• Saved entries
--- Begin ---

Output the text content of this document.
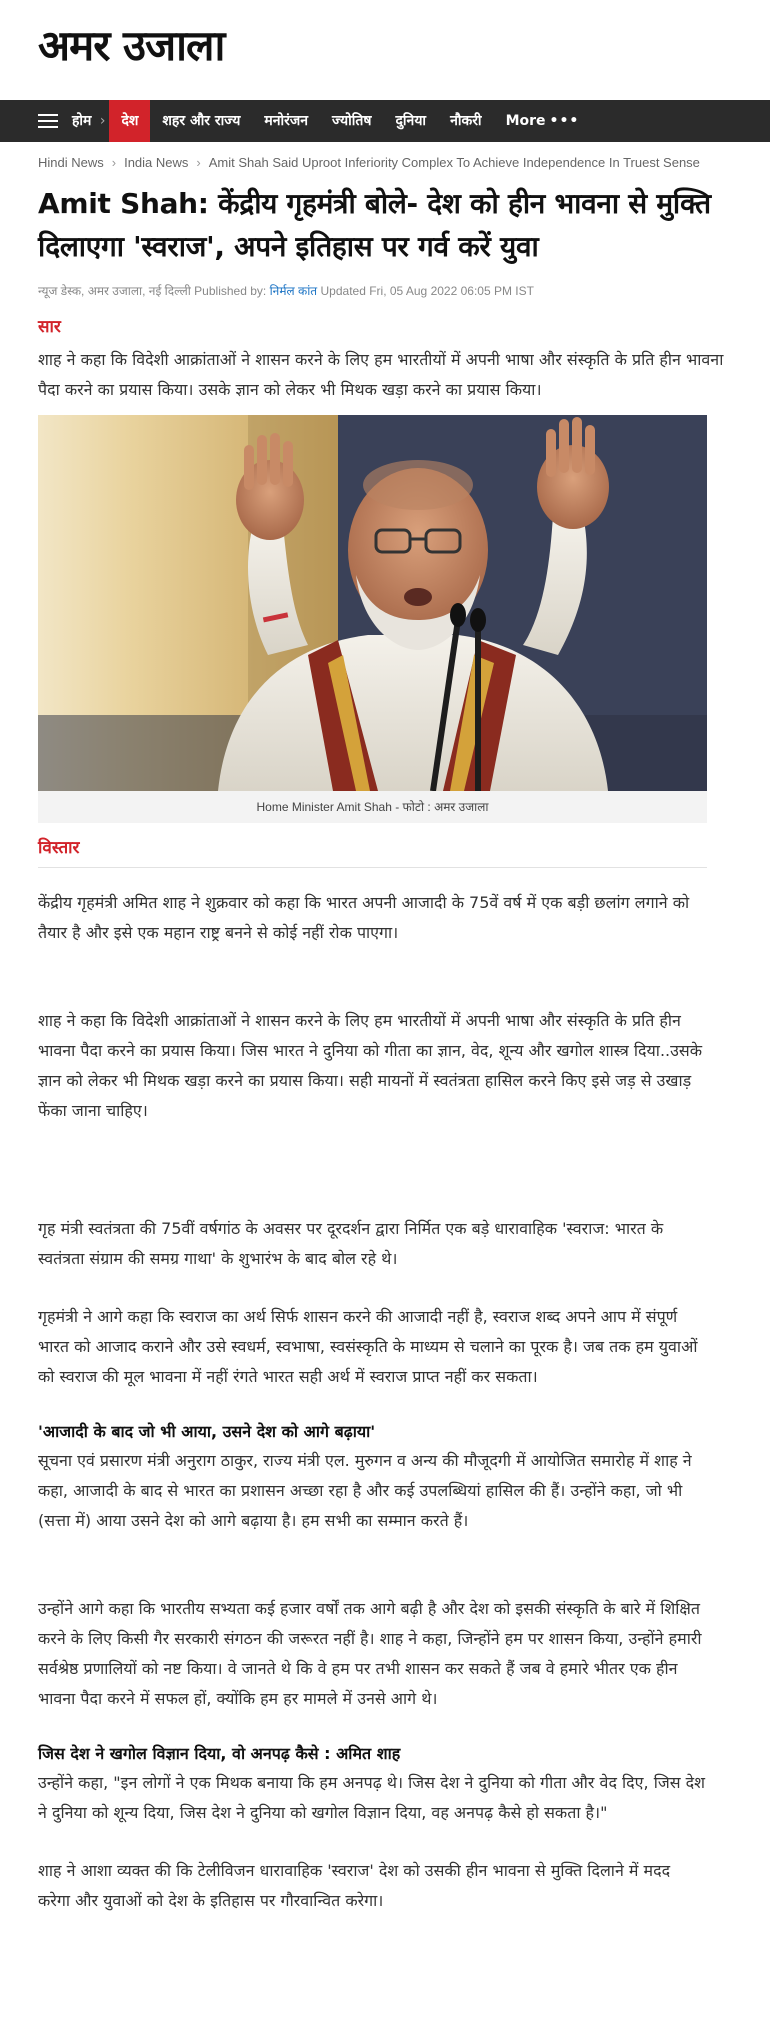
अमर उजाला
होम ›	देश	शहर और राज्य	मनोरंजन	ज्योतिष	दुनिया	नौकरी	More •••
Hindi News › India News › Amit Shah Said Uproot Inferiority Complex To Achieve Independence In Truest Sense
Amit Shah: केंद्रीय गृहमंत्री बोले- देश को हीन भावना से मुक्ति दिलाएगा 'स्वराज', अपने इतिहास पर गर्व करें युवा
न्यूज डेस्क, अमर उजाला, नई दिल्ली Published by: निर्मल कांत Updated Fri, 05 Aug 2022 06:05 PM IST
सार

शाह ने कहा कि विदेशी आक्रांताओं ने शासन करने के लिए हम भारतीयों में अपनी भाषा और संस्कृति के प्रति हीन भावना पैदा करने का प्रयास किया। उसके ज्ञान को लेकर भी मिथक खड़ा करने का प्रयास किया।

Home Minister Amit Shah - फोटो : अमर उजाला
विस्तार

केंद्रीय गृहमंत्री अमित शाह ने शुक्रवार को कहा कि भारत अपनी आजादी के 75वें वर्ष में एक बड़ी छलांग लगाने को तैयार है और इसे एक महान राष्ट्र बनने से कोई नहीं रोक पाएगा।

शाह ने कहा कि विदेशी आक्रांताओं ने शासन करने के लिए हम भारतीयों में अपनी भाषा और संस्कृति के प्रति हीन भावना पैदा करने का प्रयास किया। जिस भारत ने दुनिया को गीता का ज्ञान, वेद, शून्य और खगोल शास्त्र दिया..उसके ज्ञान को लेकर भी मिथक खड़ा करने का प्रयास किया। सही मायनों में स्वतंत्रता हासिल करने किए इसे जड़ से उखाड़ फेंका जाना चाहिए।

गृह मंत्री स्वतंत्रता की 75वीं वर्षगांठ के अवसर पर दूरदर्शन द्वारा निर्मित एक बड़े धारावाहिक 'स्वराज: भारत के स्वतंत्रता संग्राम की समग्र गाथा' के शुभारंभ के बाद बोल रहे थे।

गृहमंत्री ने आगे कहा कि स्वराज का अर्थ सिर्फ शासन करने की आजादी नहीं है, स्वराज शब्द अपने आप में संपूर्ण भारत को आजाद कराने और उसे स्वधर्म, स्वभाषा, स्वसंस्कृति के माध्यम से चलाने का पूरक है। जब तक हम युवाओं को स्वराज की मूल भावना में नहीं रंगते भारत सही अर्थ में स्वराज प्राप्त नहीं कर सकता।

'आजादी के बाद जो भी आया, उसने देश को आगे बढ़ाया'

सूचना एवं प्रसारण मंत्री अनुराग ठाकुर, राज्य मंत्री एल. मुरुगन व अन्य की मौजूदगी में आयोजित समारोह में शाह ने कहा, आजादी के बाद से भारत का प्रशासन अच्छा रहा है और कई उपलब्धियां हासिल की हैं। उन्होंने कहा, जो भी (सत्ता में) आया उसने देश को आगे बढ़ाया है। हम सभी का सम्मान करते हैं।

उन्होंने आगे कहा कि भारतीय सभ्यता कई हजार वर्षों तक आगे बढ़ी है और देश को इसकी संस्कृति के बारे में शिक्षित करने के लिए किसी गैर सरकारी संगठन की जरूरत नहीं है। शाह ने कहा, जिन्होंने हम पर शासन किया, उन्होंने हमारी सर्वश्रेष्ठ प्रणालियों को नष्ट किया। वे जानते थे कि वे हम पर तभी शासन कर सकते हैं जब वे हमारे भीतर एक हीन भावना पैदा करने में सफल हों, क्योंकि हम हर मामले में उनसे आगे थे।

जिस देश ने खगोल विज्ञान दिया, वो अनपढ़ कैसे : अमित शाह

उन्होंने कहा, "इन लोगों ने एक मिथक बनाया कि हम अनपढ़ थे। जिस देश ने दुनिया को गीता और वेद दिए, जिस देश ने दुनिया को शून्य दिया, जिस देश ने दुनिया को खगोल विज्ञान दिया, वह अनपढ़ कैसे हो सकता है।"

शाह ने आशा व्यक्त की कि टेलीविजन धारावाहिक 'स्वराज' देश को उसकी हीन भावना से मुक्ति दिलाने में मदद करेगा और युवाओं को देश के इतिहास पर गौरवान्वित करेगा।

--- End ---

• Aim
Using the material above, set down every line exactly, but skip the pictures.

• Task response
Output the text content of this document.
अमर उजाला
होम ›	देश	शहर और राज्य	मनोरंजन	ज्योतिष	दुनिया	नौकरी	More •••
Hindi News › India News › Amit Shah Said Uproot Inferiority Complex To Achieve Independence In Truest Sense
Amit Shah: केंद्रीय गृहमंत्री बोले- देश को हीन भावना से मुक्ति दिलाएगा 'स्वराज', अपने इतिहास पर गर्व करें युवा
न्यूज डेस्क, अमर उजाला, नई दिल्ली Published by: निर्मल कांत Updated Fri, 05 Aug 2022 06:05 PM IST
सार

शाह ने कहा कि विदेशी आक्रांताओं ने शासन करने के लिए हम भारतीयों में अपनी भाषा और संस्कृति के प्रति हीन भावना पैदा करने का प्रयास किया। उसके ज्ञान को लेकर भी मिथक खड़ा करने का प्रयास किया।

Home Minister Amit Shah - फोटो : अमर उजाला
विस्तार

केंद्रीय गृहमंत्री अमित शाह ने शुक्रवार को कहा कि भारत अपनी आजादी के 75वें वर्ष में एक बड़ी छलांग लगाने को तैयार है और इसे एक महान राष्ट्र बनने से कोई नहीं रोक पाएगा।

शाह ने कहा कि विदेशी आक्रांताओं ने शासन करने के लिए हम भारतीयों में अपनी भाषा और संस्कृति के प्रति हीन भावना पैदा करने का प्रयास किया। जिस भारत ने दुनिया को गीता का ज्ञान, वेद, शून्य और खगोल शास्त्र दिया..उसके ज्ञान को लेकर भी मिथक खड़ा करने का प्रयास किया। सही मायनों में स्वतंत्रता हासिल करने किए इसे जड़ से उखाड़ फेंका जाना चाहिए।

गृह मंत्री स्वतंत्रता की 75वीं वर्षगांठ के अवसर पर दूरदर्शन द्वारा निर्मित एक बड़े धारावाहिक 'स्वराज: भारत के स्वतंत्रता संग्राम की समग्र गाथा' के शुभारंभ के बाद बोल रहे थे।

गृहमंत्री ने आगे कहा कि स्वराज का अर्थ सिर्फ शासन करने की आजादी नहीं है, स्वराज शब्द अपने आप में संपूर्ण भारत को आजाद कराने और उसे स्वधर्म, स्वभाषा, स्वसंस्कृति के माध्यम से चलाने का पूरक है। जब तक हम युवाओं को स्वराज की मूल भावना में नहीं रंगते भारत सही अर्थ में स्वराज प्राप्त नहीं कर सकता।

'आजादी के बाद जो भी आया, उसने देश को आगे बढ़ाया'

सूचना एवं प्रसारण मंत्री अनुराग ठाकुर, राज्य मंत्री एल. मुरुगन व अन्य की मौजूदगी में आयोजित समारोह में शाह ने कहा, आजादी के बाद से भारत का प्रशासन अच्छा रहा है और कई उपलब्धियां हासिल की हैं। उन्होंने कहा, जो भी (सत्ता में) आया उसने देश को आगे बढ़ाया है। हम सभी का सम्मान करते हैं।

उन्होंने आगे कहा कि भारतीय सभ्यता कई हजार वर्षों तक आगे बढ़ी है और देश को इसकी संस्कृति के बारे में शिक्षित करने के लिए किसी गैर सरकारी संगठन की जरूरत नहीं है। शाह ने कहा, जिन्होंने हम पर शासन किया, उन्होंने हमारी सर्वश्रेष्ठ प्रणालियों को नष्ट किया। वे जानते थे कि वे हम पर तभी शासन कर सकते हैं जब वे हमारे भीतर एक हीन भावना पैदा करने में सफल हों, क्योंकि हम हर मामले में उनसे आगे थे।

जिस देश ने खगोल विज्ञान दिया, वो अनपढ़ कैसे : अमित शाह

उन्होंने कहा, "इन लोगों ने एक मिथक बनाया कि हम अनपढ़ थे। जिस देश ने दुनिया को गीता और वेद दिए, जिस देश ने दुनिया को शून्य दिया, जिस देश ने दुनिया को खगोल विज्ञान दिया, वह अनपढ़ कैसे हो सकता है।"

शाह ने आशा व्यक्त की कि टेलीविजन धारावाहिक 'स्वराज' देश को उसकी हीन भावना से मुक्ति दिलाने में मदद करेगा और युवाओं को देश के इतिहास पर गौरवान्वित करेगा।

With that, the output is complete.